> [EXERCISE] Pick out all lines of the entries that include the word "text" and copy them.

> [DATA FOR PROCESSING]
○ ○ ○ ○ ○

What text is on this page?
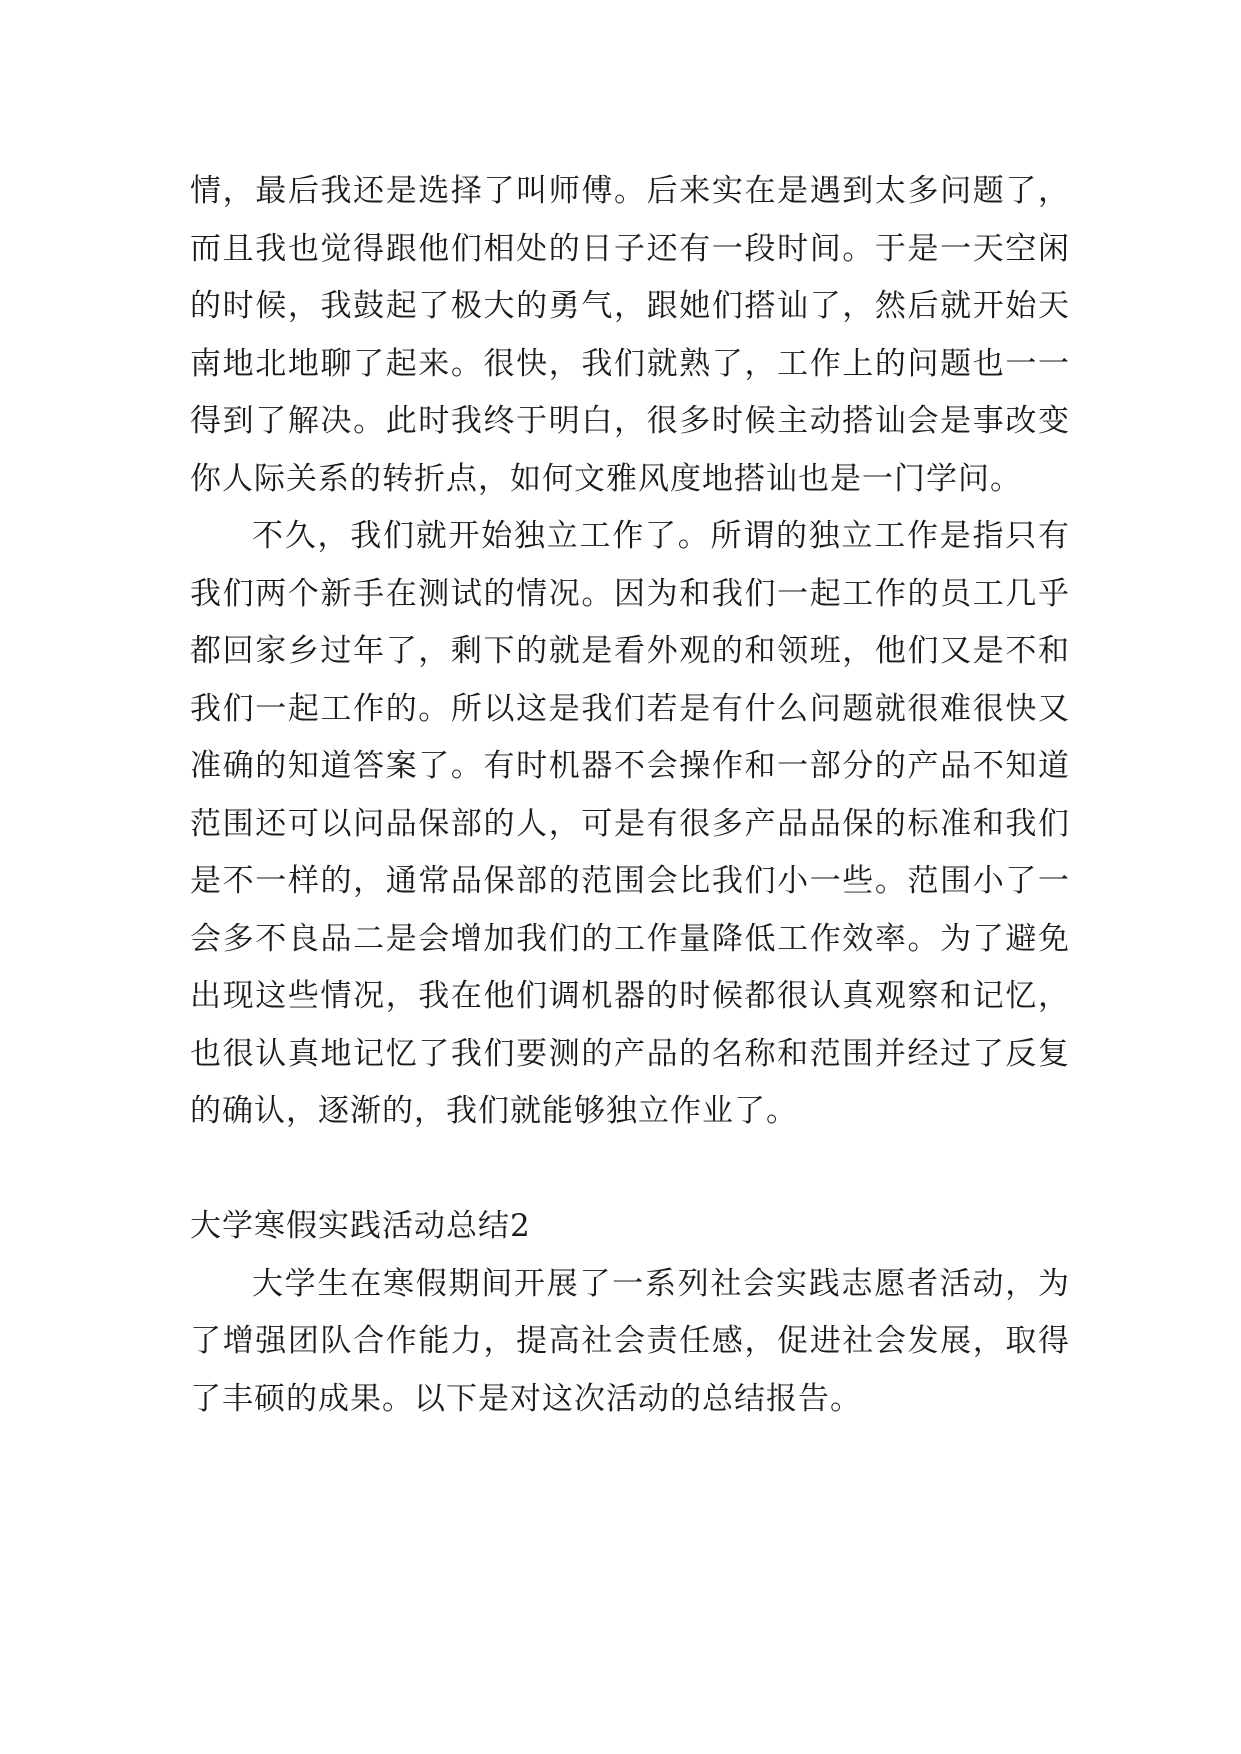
情，最后我还是选择了叫师傅。后来实在是遇到太多问题了，而且我也觉得跟他们相处的日子还有一段时间。于是一天空闲的时候，我鼓起了极大的勇气，跟她们搭讪了，然后就开始天南地北地聊了起来。很快，我们就熟了，工作上的问题也一一得到了解决。此时我终于明白，很多时候主动搭讪会是事改变你人际关系的转折点，如何文雅风度地搭讪也是一门学问。

不久，我们就开始独立工作了。所谓的独立工作是指只有我们两个新手在测试的情况。因为和我们一起工作的员工几乎都回家乡过年了，剩下的就是看外观的和领班，他们又是不和我们一起工作的。所以这是我们若是有什么问题就很难很快又准确的知道答案了。有时机器不会操作和一部分的产品不知道范围还可以问品保部的人，可是有很多产品品保的标准和我们是不一样的，通常品保部的范围会比我们小一些。范围小了一会多不良品二是会增加我们的工作量降低工作效率。为了避免出现这些情况，我在他们调机器的时候都很认真观察和记忆，也很认真地记忆了我们要测的产品的名称和范围并经过了反复的确认，逐渐的，我们就能够独立作业了。

大学寒假实践活动总结2

大学生在寒假期间开展了一系列社会实践志愿者活动，为了增强团队合作能力，提高社会责任感，促进社会发展，取得了丰硕的成果。以下是对这次活动的总结报告。
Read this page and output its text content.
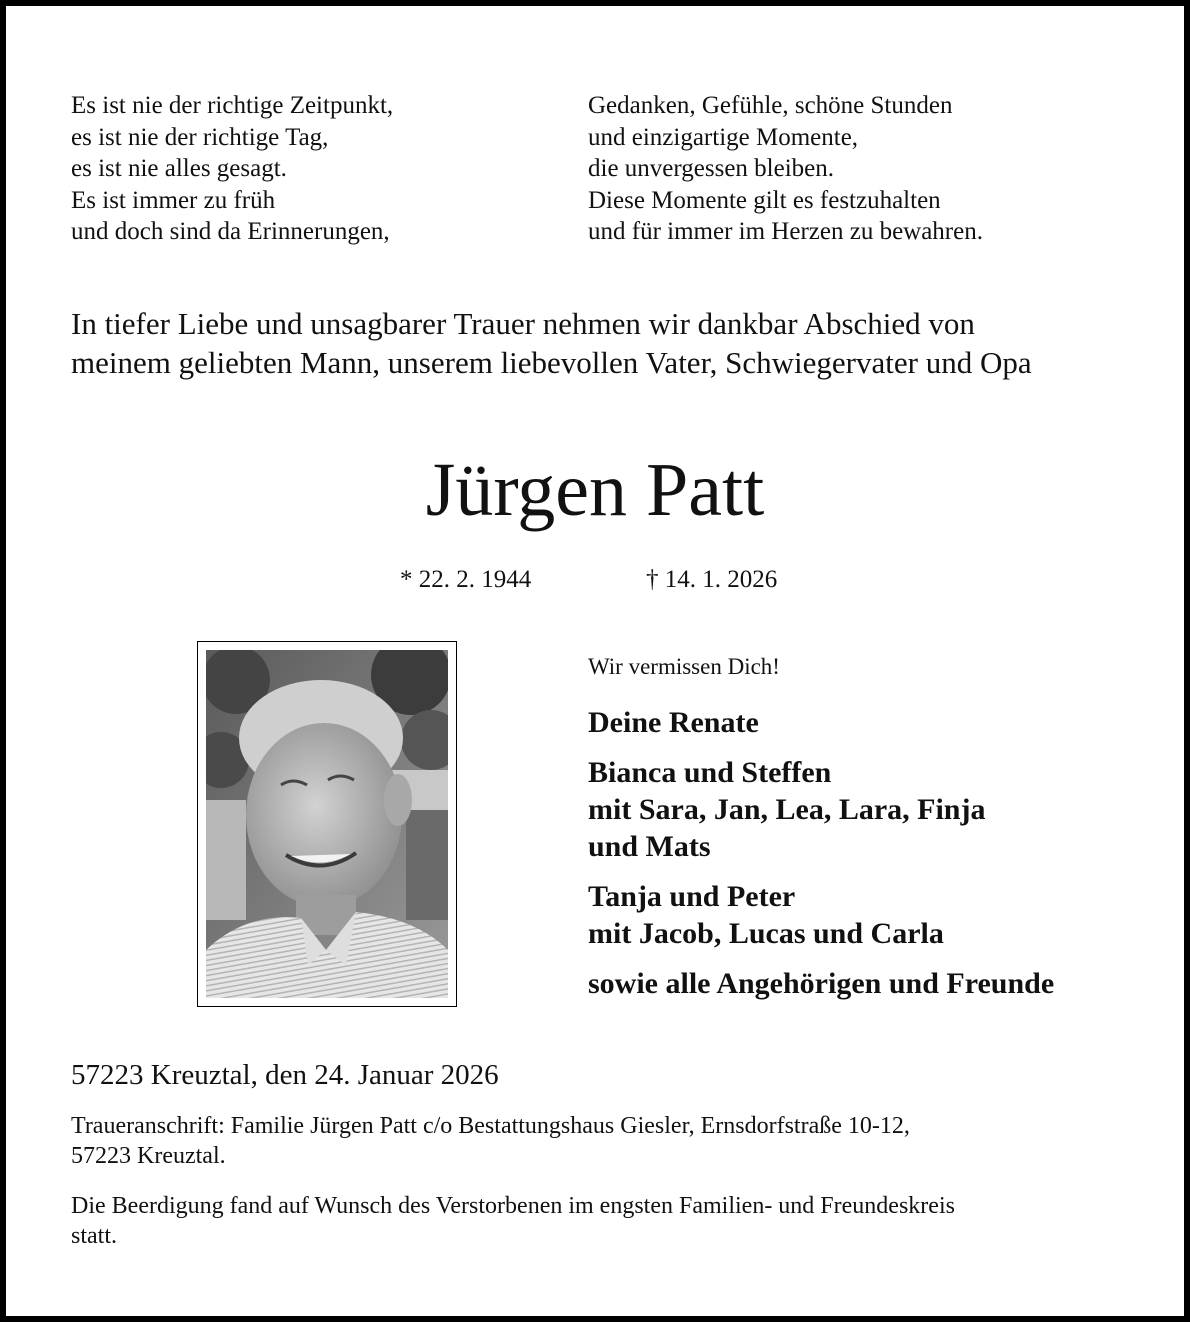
Es ist nie der richtige Zeitpunkt,
es ist nie der richtige Tag,
es ist nie alles gesagt.
Es ist immer zu früh
und doch sind da Erinnerungen,
Gedanken, Gefühle, schöne Stunden
und einzigartige Momente,
die unvergessen bleiben.
Diese Momente gilt es festzuhalten
und für immer im Herzen zu bewahren.
In tiefer Liebe und unsagbarer Trauer nehmen wir dankbar Abschied von
meinem geliebten Mann, unserem liebevollen Vater, Schwiegervater und Opa
Jürgen Patt
* 22. 2. 1944	† 14. 1. 2026
Wir vermissen Dich!
Deine Renate
Bianca und Steffen
mit Sara, Jan, Lea, Lara, Finja
und Mats
Tanja und Peter
mit Jacob, Lucas und Carla
sowie alle Angehörigen und Freunde
57223 Kreuztal, den 24. Januar 2026
Traueranschrift: Familie Jürgen Patt c/o Bestattungshaus Giesler, Ernsdorfstraße 10-12,
57223 Kreuztal.
Die Beerdigung fand auf Wunsch des Verstorbenen im engsten Familien- und Freundeskreis
statt.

○ ○ ○ ○ ○

> [THE REPLY]
What text is on this page?
Read this page and output its text content.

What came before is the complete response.